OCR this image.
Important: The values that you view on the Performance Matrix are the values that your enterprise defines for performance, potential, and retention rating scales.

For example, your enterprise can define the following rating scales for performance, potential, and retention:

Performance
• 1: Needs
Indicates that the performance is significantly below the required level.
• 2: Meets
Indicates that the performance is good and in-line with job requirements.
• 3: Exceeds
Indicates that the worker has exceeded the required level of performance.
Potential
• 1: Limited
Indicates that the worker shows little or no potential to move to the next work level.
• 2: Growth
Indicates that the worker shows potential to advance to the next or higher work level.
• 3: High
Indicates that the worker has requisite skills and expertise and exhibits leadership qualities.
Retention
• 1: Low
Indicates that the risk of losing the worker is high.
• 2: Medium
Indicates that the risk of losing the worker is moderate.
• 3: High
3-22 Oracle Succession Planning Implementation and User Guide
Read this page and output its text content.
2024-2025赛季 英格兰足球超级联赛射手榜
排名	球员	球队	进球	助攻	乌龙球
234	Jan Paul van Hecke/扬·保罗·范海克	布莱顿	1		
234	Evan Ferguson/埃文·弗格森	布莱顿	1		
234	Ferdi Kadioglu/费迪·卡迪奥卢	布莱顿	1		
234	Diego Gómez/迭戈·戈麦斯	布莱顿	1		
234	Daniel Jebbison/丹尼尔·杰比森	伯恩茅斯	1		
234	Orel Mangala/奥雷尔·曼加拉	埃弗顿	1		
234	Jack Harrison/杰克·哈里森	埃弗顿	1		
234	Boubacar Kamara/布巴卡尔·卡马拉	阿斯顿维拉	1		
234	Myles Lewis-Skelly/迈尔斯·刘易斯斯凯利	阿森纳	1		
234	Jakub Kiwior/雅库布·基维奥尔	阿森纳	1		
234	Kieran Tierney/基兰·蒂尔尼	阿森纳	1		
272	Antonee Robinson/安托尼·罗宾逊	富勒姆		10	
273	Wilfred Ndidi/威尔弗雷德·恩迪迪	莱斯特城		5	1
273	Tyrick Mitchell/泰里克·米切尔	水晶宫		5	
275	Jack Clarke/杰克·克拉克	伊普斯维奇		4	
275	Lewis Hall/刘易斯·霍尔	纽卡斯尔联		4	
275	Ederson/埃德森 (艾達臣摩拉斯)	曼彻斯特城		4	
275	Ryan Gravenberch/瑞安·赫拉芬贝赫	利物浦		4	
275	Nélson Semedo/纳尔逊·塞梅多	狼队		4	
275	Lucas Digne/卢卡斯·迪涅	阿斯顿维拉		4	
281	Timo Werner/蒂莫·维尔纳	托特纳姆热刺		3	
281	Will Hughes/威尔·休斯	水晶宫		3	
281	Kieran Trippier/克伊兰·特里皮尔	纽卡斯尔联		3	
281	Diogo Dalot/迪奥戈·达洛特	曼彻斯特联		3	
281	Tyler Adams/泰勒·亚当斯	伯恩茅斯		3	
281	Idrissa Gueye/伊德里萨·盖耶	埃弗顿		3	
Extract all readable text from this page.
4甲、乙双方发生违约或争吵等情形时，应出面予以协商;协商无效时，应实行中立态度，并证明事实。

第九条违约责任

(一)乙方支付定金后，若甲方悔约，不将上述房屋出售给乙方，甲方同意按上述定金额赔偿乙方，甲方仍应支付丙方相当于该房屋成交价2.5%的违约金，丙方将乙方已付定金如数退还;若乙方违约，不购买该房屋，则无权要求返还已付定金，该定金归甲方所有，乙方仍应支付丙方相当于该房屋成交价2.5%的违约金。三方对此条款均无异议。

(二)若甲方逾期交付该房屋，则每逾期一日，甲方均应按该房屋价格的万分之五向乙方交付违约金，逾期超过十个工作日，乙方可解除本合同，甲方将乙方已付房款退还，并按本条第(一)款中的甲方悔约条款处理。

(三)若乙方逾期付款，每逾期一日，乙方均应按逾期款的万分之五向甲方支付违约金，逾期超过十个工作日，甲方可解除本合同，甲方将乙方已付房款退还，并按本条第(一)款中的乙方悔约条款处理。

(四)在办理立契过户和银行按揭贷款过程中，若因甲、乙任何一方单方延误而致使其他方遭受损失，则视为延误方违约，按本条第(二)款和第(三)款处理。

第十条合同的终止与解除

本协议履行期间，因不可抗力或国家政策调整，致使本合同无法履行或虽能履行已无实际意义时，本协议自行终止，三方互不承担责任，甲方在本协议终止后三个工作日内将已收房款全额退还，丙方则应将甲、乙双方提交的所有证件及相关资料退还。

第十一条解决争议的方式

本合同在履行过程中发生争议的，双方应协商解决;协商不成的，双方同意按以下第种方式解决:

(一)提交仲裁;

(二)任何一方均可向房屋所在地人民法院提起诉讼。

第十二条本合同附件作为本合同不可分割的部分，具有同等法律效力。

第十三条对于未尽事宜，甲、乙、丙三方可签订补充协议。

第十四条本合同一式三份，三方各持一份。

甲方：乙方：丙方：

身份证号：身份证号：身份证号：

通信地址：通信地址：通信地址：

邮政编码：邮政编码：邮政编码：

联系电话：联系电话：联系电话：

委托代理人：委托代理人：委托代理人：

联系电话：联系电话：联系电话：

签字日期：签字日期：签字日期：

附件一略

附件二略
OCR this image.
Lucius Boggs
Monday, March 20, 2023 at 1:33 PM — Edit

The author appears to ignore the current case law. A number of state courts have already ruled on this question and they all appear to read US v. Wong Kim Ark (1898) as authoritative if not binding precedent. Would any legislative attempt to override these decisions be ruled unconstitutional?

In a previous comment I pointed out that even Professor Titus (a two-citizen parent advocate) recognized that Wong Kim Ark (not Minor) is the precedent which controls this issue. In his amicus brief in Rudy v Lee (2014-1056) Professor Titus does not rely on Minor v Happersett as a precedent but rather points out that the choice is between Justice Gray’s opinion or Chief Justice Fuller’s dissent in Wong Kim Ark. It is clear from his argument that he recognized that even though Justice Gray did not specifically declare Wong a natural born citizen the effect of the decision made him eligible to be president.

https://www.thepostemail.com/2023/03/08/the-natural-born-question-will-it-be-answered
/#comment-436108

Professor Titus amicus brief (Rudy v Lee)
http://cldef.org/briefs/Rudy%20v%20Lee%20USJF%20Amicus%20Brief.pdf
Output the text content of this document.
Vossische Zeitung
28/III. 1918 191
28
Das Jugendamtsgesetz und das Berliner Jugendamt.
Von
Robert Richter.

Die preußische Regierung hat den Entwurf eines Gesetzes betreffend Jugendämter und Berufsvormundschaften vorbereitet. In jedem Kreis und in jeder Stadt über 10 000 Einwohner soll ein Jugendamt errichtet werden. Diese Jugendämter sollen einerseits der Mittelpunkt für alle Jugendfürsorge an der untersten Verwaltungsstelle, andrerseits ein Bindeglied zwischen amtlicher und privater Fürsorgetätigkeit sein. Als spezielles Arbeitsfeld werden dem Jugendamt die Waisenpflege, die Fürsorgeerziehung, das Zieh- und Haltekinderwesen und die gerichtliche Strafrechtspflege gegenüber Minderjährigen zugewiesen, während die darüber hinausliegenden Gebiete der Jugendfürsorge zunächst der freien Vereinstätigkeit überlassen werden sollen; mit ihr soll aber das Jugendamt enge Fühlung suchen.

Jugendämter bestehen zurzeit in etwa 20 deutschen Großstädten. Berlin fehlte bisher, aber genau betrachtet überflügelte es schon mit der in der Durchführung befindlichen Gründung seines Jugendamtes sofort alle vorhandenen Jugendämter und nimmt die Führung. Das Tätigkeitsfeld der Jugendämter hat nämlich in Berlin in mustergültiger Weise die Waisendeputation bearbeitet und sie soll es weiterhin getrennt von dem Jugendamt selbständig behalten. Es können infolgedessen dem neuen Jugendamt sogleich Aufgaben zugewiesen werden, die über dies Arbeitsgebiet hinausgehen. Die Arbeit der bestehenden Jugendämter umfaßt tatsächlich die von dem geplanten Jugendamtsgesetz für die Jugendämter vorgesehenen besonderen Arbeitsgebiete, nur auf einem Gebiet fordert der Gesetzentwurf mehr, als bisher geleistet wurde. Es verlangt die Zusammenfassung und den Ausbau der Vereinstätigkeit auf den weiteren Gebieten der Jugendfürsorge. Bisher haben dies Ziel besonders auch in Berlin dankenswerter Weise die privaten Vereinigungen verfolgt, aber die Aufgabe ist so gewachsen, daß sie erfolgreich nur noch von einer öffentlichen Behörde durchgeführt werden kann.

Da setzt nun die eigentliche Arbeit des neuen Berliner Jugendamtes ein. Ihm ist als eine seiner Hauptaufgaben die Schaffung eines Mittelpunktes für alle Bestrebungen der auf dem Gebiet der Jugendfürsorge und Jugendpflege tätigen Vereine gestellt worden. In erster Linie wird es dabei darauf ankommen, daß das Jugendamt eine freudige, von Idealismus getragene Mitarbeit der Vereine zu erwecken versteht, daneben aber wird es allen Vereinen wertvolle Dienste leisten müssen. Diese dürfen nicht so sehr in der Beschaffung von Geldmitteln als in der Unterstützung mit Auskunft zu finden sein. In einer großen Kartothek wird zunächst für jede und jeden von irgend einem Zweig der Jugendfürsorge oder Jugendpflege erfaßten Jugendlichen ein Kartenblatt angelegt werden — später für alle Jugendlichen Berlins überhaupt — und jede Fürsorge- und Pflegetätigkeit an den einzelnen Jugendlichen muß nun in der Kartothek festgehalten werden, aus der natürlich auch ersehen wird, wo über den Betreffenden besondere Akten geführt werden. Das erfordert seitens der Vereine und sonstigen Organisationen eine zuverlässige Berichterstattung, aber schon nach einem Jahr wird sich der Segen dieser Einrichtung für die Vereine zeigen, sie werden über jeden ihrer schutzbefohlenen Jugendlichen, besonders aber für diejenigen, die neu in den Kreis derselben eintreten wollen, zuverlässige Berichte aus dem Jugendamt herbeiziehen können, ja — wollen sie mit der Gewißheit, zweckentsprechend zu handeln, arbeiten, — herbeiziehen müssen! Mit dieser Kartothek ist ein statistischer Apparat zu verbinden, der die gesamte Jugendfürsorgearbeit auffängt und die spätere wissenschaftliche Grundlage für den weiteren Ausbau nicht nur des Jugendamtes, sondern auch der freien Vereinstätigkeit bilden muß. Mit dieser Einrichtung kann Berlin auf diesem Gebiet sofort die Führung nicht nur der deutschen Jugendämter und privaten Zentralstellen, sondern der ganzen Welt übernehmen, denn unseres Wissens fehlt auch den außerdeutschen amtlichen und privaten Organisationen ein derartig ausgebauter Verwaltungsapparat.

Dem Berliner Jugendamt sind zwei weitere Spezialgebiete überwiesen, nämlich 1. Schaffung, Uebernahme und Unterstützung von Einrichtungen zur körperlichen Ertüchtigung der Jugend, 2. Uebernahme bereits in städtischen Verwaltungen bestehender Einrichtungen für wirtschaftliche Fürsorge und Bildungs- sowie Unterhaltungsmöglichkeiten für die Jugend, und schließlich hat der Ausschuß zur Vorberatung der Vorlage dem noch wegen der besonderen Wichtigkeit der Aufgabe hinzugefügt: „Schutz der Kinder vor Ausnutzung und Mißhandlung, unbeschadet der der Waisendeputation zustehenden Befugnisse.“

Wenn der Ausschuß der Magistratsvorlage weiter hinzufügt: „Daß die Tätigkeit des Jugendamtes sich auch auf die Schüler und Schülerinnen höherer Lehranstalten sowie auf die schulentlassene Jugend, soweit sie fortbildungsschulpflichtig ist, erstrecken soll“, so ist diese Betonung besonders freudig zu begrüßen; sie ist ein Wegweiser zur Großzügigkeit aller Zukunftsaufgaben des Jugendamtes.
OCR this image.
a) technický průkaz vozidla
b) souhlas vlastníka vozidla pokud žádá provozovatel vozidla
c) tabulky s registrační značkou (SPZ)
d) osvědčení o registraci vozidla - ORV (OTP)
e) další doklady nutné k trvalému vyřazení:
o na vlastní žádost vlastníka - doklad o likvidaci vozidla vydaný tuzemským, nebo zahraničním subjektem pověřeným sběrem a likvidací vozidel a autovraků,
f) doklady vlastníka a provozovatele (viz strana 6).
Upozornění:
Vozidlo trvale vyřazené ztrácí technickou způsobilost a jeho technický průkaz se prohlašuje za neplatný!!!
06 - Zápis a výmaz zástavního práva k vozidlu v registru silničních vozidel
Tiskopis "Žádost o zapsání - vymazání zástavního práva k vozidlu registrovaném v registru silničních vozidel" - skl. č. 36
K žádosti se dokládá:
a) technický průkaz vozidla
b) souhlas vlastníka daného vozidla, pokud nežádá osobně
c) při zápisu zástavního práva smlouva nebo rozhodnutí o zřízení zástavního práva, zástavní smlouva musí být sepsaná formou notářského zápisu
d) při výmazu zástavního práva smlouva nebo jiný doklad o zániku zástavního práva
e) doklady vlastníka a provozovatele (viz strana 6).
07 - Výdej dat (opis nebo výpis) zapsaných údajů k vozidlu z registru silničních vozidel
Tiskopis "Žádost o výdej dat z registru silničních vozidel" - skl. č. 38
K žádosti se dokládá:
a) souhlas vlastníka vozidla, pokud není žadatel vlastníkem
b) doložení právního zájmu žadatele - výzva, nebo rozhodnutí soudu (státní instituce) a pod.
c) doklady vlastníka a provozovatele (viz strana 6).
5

★ ★ ★ ★ ★ ★ ★

Direction -
State the count of lines above containing the string "Jack", and add nothing to it.

Problem solution -
2